◆ Job: Search the material below for the string "type" and extract each line that has it.

◆ Information supplied:
------------------------

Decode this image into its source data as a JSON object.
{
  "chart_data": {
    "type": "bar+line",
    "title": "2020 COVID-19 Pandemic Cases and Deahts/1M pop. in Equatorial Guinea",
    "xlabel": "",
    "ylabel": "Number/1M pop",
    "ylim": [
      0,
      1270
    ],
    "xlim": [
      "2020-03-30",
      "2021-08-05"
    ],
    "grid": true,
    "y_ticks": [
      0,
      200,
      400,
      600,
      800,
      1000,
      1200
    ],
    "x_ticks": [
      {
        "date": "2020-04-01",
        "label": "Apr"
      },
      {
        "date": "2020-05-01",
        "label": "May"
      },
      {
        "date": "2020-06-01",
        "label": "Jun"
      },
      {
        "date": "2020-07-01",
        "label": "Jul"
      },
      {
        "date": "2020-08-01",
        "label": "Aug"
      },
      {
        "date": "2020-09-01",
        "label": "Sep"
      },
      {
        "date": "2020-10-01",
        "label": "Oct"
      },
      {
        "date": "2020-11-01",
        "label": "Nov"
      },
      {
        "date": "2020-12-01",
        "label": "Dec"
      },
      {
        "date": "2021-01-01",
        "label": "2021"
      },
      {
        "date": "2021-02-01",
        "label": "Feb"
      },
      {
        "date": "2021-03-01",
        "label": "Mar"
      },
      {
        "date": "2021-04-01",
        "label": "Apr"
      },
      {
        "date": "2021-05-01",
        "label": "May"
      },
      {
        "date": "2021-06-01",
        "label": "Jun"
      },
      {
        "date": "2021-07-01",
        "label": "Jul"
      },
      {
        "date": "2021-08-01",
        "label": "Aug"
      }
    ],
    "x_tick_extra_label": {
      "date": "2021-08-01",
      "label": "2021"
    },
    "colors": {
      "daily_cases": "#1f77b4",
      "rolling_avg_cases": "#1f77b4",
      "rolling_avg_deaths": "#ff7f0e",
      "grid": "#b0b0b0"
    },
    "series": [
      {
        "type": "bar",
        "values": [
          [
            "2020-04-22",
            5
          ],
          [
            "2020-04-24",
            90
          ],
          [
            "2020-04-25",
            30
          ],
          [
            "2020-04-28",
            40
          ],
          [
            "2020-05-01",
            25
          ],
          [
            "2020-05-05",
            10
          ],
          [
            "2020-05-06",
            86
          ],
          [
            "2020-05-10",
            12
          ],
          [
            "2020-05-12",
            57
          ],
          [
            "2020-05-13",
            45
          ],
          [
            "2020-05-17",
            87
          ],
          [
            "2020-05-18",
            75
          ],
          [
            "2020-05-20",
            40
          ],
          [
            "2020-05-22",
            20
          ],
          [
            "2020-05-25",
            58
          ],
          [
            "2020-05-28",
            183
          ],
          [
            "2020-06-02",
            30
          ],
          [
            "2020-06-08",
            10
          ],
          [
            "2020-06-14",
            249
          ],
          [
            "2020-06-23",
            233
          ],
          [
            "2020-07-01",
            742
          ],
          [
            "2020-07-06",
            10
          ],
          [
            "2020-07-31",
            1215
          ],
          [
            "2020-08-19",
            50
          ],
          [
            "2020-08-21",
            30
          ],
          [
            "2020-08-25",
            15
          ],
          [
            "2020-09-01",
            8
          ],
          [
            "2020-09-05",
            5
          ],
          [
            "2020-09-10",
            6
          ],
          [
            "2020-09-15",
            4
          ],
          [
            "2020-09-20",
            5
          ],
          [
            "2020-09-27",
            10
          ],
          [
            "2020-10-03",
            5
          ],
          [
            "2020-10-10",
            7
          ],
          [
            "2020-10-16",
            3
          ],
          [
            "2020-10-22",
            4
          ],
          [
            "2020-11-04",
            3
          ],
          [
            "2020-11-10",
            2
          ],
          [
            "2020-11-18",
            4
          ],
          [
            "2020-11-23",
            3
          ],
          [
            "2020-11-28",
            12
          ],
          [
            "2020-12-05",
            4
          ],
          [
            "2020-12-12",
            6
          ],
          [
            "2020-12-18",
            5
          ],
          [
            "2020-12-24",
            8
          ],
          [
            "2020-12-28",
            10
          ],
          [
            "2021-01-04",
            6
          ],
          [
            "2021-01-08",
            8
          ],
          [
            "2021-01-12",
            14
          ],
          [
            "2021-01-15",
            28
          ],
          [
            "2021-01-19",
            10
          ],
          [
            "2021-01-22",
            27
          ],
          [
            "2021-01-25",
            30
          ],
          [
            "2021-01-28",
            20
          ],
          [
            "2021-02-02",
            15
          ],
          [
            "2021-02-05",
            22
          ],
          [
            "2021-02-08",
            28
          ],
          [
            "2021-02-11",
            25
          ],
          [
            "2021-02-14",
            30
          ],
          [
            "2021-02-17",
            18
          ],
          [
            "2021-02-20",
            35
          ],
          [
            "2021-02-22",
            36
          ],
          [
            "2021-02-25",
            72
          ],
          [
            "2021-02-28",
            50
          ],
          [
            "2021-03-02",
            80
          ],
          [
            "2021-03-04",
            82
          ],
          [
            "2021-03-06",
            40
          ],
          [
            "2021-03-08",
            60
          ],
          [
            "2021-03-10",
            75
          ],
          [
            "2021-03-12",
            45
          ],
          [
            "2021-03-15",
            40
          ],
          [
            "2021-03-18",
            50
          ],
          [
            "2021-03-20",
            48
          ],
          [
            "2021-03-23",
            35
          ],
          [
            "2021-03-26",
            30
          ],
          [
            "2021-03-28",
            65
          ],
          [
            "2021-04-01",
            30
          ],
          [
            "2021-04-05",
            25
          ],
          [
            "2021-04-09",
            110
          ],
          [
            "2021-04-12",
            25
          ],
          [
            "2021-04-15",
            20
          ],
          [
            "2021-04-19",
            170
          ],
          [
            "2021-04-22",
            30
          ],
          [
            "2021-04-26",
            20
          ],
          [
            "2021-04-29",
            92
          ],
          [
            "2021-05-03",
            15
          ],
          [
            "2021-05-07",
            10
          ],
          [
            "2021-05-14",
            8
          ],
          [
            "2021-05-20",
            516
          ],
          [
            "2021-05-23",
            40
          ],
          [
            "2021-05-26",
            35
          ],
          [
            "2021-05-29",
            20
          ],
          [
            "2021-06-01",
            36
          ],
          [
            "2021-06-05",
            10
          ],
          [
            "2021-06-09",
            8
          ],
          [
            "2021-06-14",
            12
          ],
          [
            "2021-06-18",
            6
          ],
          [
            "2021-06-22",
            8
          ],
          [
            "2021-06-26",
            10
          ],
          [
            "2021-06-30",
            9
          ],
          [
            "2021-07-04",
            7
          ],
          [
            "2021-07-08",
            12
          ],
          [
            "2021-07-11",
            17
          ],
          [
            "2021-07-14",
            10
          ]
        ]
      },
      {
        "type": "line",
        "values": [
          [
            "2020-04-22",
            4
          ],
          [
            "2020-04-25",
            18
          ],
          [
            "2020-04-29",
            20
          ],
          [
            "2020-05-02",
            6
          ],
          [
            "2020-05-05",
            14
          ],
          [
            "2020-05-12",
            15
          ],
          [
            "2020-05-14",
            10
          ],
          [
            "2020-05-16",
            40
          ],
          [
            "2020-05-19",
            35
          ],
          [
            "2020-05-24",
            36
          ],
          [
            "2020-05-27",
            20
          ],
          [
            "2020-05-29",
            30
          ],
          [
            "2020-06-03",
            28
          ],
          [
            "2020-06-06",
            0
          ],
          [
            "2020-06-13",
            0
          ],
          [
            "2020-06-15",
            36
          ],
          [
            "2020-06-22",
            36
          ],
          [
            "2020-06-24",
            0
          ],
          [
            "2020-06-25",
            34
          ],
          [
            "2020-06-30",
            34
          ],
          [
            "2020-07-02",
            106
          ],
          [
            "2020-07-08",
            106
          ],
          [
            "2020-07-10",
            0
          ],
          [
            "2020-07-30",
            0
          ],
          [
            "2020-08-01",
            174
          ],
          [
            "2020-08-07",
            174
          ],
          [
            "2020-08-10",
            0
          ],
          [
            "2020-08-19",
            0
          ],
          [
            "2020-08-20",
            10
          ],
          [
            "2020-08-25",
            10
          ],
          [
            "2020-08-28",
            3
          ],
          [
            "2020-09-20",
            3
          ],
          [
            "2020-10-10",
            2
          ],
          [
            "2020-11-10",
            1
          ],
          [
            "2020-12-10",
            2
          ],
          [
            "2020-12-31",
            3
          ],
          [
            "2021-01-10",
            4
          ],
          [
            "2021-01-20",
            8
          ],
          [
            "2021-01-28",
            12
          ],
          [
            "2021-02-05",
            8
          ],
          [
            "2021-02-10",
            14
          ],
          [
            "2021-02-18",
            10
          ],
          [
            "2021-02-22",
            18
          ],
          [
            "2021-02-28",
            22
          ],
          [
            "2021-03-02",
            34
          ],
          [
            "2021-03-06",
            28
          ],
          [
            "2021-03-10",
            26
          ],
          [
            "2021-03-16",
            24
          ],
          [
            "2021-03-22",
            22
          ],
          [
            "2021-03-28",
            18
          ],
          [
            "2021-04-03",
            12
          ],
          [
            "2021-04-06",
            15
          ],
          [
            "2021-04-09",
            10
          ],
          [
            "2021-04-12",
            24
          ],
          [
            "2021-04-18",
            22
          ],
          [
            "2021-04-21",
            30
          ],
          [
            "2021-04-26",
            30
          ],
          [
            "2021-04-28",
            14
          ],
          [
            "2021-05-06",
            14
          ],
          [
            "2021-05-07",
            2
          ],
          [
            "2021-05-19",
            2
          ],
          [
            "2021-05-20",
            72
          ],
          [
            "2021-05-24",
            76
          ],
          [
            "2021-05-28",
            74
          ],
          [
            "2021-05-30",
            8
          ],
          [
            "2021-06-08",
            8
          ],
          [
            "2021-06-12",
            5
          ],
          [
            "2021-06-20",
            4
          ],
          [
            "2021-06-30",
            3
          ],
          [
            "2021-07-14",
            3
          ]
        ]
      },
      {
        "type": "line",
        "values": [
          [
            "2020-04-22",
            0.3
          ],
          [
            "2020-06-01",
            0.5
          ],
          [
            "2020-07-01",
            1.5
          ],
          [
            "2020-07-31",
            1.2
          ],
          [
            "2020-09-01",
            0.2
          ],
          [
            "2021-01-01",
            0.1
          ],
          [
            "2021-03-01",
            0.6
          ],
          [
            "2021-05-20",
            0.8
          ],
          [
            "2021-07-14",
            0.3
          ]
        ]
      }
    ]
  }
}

------------------------

◆ The reply:
    "type": "bar+line",
        "type": "bar",
        "type": "line",
        "type": "line",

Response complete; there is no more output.